▶ [Problem]: Among the lines of this listing, determine how many contain the string "quickly". Answer with the number only.
>> Begin
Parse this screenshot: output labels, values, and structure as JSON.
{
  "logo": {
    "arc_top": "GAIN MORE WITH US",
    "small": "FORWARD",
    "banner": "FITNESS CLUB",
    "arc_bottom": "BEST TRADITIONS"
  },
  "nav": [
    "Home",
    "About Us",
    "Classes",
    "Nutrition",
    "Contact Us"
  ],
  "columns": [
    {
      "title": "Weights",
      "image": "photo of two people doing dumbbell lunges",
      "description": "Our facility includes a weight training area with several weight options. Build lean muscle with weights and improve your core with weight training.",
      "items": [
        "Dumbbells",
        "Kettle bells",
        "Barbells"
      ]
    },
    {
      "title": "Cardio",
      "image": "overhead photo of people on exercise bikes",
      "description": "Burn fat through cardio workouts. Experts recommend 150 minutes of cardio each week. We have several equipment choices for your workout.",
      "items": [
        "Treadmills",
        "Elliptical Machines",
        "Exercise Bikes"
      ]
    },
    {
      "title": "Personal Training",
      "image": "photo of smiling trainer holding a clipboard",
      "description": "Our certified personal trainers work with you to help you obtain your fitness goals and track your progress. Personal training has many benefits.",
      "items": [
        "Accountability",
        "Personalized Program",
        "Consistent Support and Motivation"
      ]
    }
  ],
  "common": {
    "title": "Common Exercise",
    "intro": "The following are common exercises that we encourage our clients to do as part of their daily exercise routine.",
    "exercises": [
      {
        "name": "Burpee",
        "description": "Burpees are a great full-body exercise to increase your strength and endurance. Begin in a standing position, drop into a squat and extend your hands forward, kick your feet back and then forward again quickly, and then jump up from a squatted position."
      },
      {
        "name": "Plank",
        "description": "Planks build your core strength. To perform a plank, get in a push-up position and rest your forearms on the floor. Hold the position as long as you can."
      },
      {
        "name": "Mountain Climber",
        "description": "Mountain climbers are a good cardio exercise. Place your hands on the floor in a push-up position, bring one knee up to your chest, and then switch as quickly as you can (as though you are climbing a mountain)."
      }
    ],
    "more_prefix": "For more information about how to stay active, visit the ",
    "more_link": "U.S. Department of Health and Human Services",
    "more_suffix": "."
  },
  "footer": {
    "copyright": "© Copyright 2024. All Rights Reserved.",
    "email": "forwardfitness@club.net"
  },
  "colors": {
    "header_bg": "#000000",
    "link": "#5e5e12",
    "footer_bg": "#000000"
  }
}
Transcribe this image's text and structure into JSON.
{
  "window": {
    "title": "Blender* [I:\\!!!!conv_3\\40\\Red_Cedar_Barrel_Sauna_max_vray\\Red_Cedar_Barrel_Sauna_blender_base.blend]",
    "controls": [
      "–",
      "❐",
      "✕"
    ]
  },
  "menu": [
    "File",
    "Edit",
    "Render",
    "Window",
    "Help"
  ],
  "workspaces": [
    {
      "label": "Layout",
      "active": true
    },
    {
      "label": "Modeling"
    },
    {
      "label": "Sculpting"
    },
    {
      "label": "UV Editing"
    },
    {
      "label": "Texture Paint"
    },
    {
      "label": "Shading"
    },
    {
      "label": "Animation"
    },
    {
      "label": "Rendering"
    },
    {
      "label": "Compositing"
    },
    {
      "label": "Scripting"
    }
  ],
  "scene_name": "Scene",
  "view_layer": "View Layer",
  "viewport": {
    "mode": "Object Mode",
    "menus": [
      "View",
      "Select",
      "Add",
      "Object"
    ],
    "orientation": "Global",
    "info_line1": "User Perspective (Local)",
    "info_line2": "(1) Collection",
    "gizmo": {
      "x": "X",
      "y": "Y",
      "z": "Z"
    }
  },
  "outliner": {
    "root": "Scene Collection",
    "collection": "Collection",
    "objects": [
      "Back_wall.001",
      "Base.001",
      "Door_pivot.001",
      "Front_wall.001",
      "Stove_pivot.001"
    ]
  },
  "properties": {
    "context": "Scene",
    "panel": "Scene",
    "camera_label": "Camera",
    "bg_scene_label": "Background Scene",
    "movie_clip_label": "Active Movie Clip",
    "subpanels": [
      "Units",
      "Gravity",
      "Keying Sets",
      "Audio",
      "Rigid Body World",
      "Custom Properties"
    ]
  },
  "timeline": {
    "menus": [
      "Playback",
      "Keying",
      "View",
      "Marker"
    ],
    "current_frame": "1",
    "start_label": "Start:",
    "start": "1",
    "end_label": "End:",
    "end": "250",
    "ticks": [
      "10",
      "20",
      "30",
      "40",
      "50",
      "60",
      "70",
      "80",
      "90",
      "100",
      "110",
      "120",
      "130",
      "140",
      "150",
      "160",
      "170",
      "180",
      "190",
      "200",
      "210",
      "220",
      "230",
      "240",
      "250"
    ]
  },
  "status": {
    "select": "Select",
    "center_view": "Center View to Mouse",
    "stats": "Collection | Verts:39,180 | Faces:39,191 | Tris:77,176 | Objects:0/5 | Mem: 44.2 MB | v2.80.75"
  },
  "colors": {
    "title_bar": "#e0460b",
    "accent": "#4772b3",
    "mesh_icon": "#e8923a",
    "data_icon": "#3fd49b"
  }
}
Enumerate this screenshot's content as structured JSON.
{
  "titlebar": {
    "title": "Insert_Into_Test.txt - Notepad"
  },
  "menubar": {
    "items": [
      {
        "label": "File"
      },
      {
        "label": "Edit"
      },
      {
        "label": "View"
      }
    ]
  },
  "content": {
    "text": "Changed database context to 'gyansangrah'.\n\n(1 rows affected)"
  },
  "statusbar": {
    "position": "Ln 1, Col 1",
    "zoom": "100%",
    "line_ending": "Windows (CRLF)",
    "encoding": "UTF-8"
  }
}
>> End
▶ [Task response]: 2